» Problem to work on
Write out the entries below once more, exactly.

───── Available records ─────

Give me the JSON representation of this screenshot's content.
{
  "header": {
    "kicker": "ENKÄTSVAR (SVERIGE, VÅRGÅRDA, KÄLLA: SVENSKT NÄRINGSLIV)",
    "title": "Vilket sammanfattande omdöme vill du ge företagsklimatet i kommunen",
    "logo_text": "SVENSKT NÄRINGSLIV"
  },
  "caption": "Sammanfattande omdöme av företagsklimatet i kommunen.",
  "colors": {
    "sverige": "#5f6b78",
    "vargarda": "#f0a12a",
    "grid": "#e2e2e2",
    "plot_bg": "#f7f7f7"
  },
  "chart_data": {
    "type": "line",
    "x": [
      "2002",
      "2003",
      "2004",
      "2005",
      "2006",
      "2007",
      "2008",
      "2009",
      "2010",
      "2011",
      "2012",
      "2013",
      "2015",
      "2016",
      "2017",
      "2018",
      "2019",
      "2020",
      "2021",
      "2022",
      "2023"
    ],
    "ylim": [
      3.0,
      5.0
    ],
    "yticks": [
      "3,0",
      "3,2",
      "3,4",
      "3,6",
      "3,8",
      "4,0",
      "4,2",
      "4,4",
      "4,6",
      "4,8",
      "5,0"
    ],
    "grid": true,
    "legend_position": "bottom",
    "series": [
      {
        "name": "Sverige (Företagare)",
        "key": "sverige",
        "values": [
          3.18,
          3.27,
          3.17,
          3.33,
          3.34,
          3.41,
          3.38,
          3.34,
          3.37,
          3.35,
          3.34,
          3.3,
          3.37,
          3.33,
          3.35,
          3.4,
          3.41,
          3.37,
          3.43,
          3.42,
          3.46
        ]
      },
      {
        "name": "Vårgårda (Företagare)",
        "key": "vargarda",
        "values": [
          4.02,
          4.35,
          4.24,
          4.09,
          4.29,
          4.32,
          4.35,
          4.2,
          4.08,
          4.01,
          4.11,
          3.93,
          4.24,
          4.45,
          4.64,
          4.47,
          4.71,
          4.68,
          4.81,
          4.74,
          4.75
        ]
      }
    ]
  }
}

─────

» Answer to the exercise
Give me the JSON representation of this screenshot's content.
{
  "header": {
    "kicker": "ENKÄTSVAR (SVERIGE, VÅRGÅRDA, KÄLLA: SVENSKT NÄRINGSLIV)",
    "title": "Vilket sammanfattande omdöme vill du ge företagsklimatet i kommunen",
    "logo_text": "SVENSKT NÄRINGSLIV"
  },
  "caption": "Sammanfattande omdöme av företagsklimatet i kommunen.",
  "colors": {
    "sverige": "#5f6b78",
    "vargarda": "#f0a12a",
    "grid": "#e2e2e2",
    "plot_bg": "#f7f7f7"
  },
  "chart_data": {
    "type": "line",
    "x": [
      "2002",
      "2003",
      "2004",
      "2005",
      "2006",
      "2007",
      "2008",
      "2009",
      "2010",
      "2011",
      "2012",
      "2013",
      "2015",
      "2016",
      "2017",
      "2018",
      "2019",
      "2020",
      "2021",
      "2022",
      "2023"
    ],
    "ylim": [
      3.0,
      5.0
    ],
    "yticks": [
      "3,0",
      "3,2",
      "3,4",
      "3,6",
      "3,8",
      "4,0",
      "4,2",
      "4,4",
      "4,6",
      "4,8",
      "5,0"
    ],
    "grid": true,
    "legend_position": "bottom",
    "series": [
      {
        "name": "Sverige (Företagare)",
        "key": "sverige",
        "values": [
          3.18,
          3.27,
          3.17,
          3.33,
          3.34,
          3.41,
          3.38,
          3.34,
          3.37,
          3.35,
          3.34,
          3.3,
          3.37,
          3.33,
          3.35,
          3.4,
          3.41,
          3.37,
          3.43,
          3.42,
          3.46
        ]
      },
      {
        "name": "Vårgårda (Företagare)",
        "key": "vargarda",
        "values": [
          4.02,
          4.35,
          4.24,
          4.09,
          4.29,
          4.32,
          4.35,
          4.2,
          4.08,
          4.01,
          4.11,
          3.93,
          4.24,
          4.45,
          4.64,
          4.47,
          4.71,
          4.68,
          4.81,
          4.74,
          4.75
        ]
      }
    ]
  }
}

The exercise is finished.